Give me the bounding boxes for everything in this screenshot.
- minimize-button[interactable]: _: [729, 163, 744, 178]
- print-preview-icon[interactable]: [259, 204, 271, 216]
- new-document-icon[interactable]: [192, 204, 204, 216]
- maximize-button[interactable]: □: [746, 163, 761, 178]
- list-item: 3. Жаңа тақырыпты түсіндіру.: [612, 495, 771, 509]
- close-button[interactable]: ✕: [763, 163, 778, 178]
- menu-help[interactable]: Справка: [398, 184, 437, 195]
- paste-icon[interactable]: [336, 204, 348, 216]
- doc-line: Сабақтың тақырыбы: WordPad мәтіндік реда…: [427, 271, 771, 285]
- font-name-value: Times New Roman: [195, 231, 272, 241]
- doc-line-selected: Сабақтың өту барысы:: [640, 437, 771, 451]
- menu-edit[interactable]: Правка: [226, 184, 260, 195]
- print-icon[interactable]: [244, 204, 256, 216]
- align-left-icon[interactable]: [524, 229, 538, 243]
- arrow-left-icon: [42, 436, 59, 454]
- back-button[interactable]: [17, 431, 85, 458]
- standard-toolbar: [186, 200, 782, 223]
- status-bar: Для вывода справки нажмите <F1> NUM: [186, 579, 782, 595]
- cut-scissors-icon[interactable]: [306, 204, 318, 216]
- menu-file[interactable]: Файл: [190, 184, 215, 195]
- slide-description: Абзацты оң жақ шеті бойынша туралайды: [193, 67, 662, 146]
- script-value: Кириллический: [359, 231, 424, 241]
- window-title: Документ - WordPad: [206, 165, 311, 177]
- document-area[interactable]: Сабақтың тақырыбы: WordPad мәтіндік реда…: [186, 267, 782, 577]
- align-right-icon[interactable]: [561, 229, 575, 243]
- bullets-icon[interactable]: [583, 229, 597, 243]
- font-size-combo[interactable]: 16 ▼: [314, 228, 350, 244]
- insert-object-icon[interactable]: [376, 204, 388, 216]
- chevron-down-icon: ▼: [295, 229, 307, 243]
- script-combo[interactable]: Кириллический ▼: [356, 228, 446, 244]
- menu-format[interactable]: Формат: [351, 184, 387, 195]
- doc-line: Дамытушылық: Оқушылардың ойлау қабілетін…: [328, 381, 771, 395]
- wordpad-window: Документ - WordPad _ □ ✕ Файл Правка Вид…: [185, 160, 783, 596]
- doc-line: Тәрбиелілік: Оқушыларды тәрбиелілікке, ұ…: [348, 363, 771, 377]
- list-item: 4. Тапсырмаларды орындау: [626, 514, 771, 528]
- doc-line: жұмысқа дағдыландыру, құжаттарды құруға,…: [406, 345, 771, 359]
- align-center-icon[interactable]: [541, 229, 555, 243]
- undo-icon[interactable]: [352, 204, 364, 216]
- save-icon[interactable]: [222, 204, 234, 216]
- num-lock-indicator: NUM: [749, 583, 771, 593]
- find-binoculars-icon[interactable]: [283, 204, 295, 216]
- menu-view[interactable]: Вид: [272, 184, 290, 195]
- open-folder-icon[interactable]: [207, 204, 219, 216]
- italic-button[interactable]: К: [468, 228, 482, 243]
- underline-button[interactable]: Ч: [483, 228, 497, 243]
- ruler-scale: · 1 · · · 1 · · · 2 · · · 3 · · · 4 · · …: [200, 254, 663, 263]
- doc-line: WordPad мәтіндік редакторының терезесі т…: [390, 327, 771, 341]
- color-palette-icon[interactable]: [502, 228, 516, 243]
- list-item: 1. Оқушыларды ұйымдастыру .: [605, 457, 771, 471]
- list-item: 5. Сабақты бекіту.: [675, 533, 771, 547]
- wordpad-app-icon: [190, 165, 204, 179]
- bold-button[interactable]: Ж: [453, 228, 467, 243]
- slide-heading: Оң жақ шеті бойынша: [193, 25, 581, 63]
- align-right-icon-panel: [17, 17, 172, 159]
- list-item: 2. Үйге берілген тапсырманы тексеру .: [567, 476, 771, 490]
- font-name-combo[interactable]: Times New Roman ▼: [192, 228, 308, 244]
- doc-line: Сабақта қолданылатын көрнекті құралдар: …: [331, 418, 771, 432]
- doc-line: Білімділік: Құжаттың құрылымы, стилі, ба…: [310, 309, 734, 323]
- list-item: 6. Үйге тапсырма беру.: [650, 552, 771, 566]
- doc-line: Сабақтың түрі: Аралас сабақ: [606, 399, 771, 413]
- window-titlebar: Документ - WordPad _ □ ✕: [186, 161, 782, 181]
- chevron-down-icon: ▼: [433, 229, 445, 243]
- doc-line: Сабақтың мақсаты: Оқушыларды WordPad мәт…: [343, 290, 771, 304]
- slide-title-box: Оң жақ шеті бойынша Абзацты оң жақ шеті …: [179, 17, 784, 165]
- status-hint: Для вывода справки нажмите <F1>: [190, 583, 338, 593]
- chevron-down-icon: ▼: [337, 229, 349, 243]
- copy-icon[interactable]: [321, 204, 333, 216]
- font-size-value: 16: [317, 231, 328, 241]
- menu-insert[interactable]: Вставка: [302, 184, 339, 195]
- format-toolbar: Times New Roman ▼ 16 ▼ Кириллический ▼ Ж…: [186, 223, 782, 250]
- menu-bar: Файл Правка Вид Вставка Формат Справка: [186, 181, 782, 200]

◆ ◆ ◆ ◆

* _Objective_: Recast every line of the records above as a numbered list, leaving out any blank lines.

* _Task output_:
1. Give me the bounding boxes for everything in this screenshot.
2. - minimize-button[interactable]: _: [729, 163, 744, 178]
3. - print-preview-icon[interactable]: [259, 204, 271, 216]
4. - new-document-icon[interactable]: [192, 204, 204, 216]
5. - maximize-button[interactable]: □: [746, 163, 761, 178]
6. - list-item: 3. Жаңа тақырыпты түсіндіру.: [612, 495, 771, 509]
7. - close-button[interactable]: ✕: [763, 163, 778, 178]
8. - menu-help[interactable]: Справка: [398, 184, 437, 195]
9. - paste-icon[interactable]: [336, 204, 348, 216]
10. - doc-line: Сабақтың тақырыбы: WordPad мәтіндік реда…: [427, 271, 771, 285]
11. - font-name-value: Times New Roman: [195, 231, 272, 241]
12. - doc-line-selected: Сабақтың өту барысы:: [640, 437, 771, 451]
13. - menu-edit[interactable]: Правка: [226, 184, 260, 195]
14. - print-icon[interactable]: [244, 204, 256, 216]
15. - align-left-icon[interactable]: [524, 229, 538, 243]
16. - arrow-left-icon: [42, 436, 59, 454]
17. - back-button[interactable]: [17, 431, 85, 458]
18. - standard-toolbar: [186, 200, 782, 223]
19. - status-bar: Для вывода справки нажмите <F1> NUM: [186, 579, 782, 595]
20. - cut-scissors-icon[interactable]: [306, 204, 318, 216]
21. - menu-file[interactable]: Файл: [190, 184, 215, 195]
22. - slide-description: Абзацты оң жақ шеті бойынша туралайды: [193, 67, 662, 146]
23. - script-value: Кириллический: [359, 231, 424, 241]
24. - window-title: Документ - WordPad: [206, 165, 311, 177]
25. - document-area[interactable]: Сабақтың тақырыбы: WordPad мәтіндік реда…: [186, 267, 782, 577]
26. - align-right-icon[interactable]: [561, 229, 575, 243]
27. - bullets-icon[interactable]: [583, 229, 597, 243]
28. - font-size-combo[interactable]: 16 ▼: [314, 228, 350, 244]
29. - insert-object-icon[interactable]: [376, 204, 388, 216]
30. - chevron-down-icon: ▼: [295, 229, 307, 243]
31. - script-combo[interactable]: Кириллический ▼: [356, 228, 446, 244]
32. - menu-format[interactable]: Формат: [351, 184, 387, 195]
33. - doc-line: Дамытушылық: Оқушылардың ойлау қабілетін…: [328, 381, 771, 395]
34. - wordpad-window: Документ - WordPad _ □ ✕ Файл Правка Вид…: [185, 160, 783, 596]
35. - doc-line: Тәрбиелілік: Оқушыларды тәрбиелілікке, ұ…: [348, 363, 771, 377]
36. - list-item: 4. Тапсырмаларды орындау: [626, 514, 771, 528]
37. - doc-line: жұмысқа дағдыландыру, құжаттарды құруға,…: [406, 345, 771, 359]
38. - align-center-icon[interactable]: [541, 229, 555, 243]
39. - undo-icon[interactable]: [352, 204, 364, 216]
40. - save-icon[interactable]: [222, 204, 234, 216]
41. - num-lock-indicator: NUM: [749, 583, 771, 593]
42. - find-binoculars-icon[interactable]: [283, 204, 295, 216]
43. - menu-view[interactable]: Вид: [272, 184, 290, 195]
44. - open-folder-icon[interactable]: [207, 204, 219, 216]
45. - italic-button[interactable]: К: [468, 228, 482, 243]
46. - underline-button[interactable]: Ч: [483, 228, 497, 243]
47. - ruler-scale: · 1 · · · 1 · · · 2 · · · 3 · · · 4 · · …: [200, 254, 663, 263]
48. - doc-line: WordPad мәтіндік редакторының терезесі т…: [390, 327, 771, 341]
49. - color-palette-icon[interactable]: [502, 228, 516, 243]
50. - list-item: 1. Оқушыларды ұйымдастыру .: [605, 457, 771, 471]
51. - list-item: 5. Сабақты бекіту.: [675, 533, 771, 547]
52. - wordpad-app-icon: [190, 165, 204, 179]
53. - bold-button[interactable]: Ж: [453, 228, 467, 243]
54. - slide-heading: Оң жақ шеті бойынша: [193, 25, 581, 63]
55. - align-right-icon-panel: [17, 17, 172, 159]
56. - list-item: 2. Үйге берілген тапсырманы тексеру .: [567, 476, 771, 490]
57. - font-name-combo[interactable]: Times New Roman ▼: [192, 228, 308, 244]
58. - doc-line: Сабақта қолданылатын көрнекті құралдар: …: [331, 418, 771, 432]
59. - doc-line: Білімділік: Құжаттың құрылымы, стилі, ба…: [310, 309, 734, 323]
60. - list-item: 6. Үйге тапсырма беру.: [650, 552, 771, 566]
61. - doc-line: Сабақтың түрі: Аралас сабақ: [606, 399, 771, 413]
62. - window-titlebar: Документ - WordPad _ □ ✕: [186, 161, 782, 181]
63. - chevron-down-icon: ▼: [433, 229, 445, 243]
64. - doc-line: Сабақтың мақсаты: Оқушыларды WordPad мәт…: [343, 290, 771, 304]
65. - slide-title-box: Оң жақ шеті бойынша Абзацты оң жақ шеті …: [179, 17, 784, 165]
66. - status-hint: Для вывода справки нажмите <F1>: [190, 583, 338, 593]
67. - chevron-down-icon: ▼: [337, 229, 349, 243]
68. - copy-icon[interactable]: [321, 204, 333, 216]
69. - font-size-value: 16: [317, 231, 328, 241]
70. - menu-insert[interactable]: Вставка: [302, 184, 339, 195]
71. - format-toolbar: Times New Roman ▼ 16 ▼ Кириллический ▼ Ж…: [186, 223, 782, 250]
72. - menu-bar: Файл Правка Вид Вставка Формат Справка: [186, 181, 782, 200]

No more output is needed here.